▸ AIM OF THE EXERCISE:
Determine how many lines contain the string "Frye", then reply with that figure only.

▸ INFORMATION PROVIDED:

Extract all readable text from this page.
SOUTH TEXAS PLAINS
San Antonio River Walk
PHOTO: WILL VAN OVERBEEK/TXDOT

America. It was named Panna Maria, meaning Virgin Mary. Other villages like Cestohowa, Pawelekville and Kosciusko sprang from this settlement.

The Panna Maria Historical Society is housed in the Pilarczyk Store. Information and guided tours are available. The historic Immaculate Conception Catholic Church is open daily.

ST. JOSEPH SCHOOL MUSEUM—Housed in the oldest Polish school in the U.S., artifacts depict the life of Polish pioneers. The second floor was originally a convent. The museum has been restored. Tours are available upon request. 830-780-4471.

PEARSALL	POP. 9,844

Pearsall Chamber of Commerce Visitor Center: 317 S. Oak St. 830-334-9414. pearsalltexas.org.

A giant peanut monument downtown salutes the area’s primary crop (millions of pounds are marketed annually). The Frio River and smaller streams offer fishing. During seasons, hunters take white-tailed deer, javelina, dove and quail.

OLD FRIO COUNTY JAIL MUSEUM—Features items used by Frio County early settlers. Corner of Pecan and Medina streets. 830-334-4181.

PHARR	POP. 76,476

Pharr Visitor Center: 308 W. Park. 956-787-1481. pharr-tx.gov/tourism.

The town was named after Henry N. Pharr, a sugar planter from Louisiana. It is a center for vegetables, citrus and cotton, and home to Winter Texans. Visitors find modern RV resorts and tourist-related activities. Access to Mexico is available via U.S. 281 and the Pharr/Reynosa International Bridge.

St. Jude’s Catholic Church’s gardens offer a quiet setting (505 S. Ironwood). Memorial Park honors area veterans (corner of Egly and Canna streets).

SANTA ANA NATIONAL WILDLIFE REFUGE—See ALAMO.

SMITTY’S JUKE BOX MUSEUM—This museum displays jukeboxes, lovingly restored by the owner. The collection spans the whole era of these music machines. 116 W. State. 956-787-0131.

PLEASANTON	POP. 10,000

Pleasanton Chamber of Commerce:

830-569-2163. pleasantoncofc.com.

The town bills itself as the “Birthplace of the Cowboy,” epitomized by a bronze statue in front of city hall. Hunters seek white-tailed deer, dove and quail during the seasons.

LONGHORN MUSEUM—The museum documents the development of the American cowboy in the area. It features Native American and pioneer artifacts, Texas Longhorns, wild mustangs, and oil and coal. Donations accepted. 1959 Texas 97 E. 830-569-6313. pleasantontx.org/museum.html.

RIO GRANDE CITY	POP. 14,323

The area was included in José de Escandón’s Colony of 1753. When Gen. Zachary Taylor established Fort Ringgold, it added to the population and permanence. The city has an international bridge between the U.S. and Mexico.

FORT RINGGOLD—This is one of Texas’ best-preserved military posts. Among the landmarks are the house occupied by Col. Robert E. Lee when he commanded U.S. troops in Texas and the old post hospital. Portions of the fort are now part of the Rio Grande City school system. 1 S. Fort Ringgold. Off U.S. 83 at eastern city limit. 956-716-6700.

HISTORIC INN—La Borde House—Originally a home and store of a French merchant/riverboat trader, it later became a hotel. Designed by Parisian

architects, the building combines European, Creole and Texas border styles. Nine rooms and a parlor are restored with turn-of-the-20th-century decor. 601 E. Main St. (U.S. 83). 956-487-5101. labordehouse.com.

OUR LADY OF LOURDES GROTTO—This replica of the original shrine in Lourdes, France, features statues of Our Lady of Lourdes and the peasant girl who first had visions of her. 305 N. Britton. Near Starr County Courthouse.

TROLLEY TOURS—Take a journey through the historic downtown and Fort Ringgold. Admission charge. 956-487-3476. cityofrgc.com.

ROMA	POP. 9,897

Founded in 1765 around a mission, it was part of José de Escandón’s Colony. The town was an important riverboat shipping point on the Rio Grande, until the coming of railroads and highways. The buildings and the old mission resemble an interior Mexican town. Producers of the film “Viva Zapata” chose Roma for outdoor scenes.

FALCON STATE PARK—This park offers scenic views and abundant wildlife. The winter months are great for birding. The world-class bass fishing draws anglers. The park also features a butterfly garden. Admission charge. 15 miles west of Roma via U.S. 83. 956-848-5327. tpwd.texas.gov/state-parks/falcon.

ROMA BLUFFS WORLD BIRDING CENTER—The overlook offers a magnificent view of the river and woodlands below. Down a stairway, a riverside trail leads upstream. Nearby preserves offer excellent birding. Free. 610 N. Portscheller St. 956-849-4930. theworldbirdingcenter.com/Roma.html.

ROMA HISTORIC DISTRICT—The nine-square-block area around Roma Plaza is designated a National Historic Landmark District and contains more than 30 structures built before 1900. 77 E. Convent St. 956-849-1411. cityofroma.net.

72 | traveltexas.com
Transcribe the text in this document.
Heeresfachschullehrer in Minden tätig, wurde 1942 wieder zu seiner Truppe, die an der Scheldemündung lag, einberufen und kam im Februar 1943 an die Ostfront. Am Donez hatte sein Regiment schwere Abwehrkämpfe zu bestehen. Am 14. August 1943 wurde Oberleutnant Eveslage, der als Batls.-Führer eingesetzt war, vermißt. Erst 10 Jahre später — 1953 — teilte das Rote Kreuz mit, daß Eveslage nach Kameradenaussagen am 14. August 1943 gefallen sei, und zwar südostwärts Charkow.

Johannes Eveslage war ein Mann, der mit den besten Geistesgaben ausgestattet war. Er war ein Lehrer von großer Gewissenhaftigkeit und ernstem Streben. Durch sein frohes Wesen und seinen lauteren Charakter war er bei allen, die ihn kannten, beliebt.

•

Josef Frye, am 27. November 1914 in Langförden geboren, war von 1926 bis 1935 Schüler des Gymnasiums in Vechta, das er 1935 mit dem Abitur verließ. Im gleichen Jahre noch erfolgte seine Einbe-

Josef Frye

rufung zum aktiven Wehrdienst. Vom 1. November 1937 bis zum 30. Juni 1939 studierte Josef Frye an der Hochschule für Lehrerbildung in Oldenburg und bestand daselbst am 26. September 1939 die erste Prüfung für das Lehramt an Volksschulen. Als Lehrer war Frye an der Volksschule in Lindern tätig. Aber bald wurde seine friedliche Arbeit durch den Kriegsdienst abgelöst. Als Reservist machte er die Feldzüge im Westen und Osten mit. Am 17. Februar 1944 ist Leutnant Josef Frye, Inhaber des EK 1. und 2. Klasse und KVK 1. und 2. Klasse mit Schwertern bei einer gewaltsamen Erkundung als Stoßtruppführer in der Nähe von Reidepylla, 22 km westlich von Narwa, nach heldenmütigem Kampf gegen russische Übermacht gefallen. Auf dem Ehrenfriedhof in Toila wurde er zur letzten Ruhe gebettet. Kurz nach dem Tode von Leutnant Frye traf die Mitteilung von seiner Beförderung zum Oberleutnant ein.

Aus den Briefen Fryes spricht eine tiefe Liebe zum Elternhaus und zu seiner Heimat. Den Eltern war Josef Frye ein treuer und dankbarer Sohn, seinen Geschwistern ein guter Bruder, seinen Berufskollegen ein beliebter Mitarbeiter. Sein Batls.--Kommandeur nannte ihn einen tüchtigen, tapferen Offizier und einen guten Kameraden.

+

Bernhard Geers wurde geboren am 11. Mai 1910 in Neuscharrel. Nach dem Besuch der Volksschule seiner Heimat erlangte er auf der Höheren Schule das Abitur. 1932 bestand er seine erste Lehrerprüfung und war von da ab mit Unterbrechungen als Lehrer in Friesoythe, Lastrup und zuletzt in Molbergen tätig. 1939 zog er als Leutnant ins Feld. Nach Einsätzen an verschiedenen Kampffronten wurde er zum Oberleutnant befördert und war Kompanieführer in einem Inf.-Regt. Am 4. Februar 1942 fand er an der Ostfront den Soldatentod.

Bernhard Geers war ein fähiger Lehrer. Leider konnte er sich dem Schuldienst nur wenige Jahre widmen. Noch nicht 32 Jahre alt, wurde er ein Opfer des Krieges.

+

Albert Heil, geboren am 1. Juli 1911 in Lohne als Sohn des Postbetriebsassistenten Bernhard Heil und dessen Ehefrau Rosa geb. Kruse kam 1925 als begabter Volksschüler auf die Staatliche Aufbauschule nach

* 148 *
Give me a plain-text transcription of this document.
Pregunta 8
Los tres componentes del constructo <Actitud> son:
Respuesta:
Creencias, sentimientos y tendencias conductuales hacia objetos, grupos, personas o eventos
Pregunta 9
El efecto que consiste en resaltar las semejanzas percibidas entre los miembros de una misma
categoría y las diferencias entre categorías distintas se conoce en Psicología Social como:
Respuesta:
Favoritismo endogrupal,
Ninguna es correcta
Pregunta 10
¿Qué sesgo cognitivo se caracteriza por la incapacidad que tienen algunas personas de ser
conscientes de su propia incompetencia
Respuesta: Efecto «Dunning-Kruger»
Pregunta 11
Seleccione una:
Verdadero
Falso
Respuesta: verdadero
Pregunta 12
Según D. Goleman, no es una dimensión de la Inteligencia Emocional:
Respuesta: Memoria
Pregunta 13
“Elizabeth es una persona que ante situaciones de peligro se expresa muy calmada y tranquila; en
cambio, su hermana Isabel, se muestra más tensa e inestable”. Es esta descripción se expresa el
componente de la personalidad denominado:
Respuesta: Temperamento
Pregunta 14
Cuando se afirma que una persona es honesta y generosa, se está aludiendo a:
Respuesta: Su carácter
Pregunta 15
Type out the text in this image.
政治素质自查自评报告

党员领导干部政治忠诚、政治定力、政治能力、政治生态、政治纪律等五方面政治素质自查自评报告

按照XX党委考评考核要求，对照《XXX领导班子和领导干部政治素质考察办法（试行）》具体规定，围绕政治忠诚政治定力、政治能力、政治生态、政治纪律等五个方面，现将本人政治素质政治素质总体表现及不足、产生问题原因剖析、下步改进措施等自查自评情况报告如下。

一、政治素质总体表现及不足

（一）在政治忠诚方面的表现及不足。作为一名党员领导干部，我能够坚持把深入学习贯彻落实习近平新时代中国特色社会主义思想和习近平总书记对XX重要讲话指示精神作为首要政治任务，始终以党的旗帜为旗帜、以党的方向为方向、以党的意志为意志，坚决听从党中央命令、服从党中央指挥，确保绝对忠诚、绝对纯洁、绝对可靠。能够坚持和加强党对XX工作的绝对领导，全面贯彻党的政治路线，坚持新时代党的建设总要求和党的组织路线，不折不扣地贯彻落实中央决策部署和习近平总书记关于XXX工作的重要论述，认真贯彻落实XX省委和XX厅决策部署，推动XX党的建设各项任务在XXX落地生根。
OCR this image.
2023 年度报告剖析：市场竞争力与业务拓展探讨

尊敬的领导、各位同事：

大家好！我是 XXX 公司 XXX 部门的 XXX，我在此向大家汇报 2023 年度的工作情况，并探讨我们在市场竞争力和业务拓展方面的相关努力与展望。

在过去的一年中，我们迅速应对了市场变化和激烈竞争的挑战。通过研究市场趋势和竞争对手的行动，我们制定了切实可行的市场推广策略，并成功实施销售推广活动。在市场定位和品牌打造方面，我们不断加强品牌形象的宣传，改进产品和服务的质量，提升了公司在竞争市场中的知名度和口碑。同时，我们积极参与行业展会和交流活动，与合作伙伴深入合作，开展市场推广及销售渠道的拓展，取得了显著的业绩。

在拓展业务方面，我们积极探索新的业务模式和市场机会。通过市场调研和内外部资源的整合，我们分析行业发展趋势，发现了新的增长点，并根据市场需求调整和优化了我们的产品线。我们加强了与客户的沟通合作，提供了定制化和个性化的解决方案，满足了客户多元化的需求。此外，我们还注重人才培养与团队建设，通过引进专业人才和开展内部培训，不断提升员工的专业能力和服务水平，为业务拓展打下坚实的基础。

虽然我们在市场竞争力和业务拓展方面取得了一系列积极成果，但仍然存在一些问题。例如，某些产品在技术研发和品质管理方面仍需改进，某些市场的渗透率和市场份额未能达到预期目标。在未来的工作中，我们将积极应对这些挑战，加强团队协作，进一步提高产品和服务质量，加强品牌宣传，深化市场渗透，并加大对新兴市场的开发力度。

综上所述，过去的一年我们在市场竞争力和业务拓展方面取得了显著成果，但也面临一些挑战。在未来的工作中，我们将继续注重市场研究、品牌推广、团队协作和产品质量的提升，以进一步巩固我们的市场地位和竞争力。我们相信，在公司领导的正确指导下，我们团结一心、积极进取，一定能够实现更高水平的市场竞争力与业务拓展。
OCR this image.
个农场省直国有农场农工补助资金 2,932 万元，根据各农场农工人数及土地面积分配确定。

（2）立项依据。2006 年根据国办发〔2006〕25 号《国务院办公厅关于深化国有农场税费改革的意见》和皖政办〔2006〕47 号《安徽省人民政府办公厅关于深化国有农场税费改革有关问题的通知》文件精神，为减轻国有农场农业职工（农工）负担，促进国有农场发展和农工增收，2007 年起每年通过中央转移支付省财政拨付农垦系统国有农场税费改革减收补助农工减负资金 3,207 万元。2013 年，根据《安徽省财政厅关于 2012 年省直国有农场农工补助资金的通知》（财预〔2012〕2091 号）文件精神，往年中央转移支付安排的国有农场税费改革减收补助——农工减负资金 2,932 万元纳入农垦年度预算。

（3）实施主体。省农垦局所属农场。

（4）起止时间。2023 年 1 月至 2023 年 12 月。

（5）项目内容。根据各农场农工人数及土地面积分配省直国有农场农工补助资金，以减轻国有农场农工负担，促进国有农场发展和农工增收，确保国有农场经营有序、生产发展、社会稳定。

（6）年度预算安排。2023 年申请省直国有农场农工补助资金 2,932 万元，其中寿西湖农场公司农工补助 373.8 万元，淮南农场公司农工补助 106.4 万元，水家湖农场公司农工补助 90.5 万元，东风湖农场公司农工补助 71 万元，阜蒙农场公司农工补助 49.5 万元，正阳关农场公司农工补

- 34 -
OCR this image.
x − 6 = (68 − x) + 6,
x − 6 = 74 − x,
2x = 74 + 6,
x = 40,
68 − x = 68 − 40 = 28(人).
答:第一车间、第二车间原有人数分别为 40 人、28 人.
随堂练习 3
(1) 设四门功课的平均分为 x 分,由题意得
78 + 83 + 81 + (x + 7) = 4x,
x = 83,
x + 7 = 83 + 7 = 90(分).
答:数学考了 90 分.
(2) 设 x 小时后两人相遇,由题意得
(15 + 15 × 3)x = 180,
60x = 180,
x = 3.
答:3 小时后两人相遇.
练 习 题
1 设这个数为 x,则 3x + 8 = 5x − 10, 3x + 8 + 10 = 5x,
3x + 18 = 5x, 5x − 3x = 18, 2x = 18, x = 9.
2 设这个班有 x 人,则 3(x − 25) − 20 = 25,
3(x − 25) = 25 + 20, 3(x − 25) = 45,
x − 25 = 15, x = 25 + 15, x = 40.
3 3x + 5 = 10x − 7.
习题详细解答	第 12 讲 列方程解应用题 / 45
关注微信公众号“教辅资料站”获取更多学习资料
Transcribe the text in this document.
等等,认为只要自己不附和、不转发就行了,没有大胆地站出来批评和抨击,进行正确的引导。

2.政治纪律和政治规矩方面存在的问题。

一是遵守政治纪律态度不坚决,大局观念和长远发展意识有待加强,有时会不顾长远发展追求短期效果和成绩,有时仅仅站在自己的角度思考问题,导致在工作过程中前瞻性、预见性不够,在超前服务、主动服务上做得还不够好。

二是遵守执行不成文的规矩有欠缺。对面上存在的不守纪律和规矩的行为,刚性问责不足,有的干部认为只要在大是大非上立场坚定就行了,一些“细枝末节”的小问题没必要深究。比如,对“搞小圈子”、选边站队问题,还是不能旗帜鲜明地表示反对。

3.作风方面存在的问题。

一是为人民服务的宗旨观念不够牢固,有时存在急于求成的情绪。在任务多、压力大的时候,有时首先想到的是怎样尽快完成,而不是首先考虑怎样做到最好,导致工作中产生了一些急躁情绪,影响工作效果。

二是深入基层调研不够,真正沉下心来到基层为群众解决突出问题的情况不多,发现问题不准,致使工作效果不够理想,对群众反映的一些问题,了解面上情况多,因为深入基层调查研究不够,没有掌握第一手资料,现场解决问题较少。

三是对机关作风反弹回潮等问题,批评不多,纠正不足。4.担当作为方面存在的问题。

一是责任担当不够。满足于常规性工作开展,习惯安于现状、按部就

▸ REPLY TO THE TASK:
4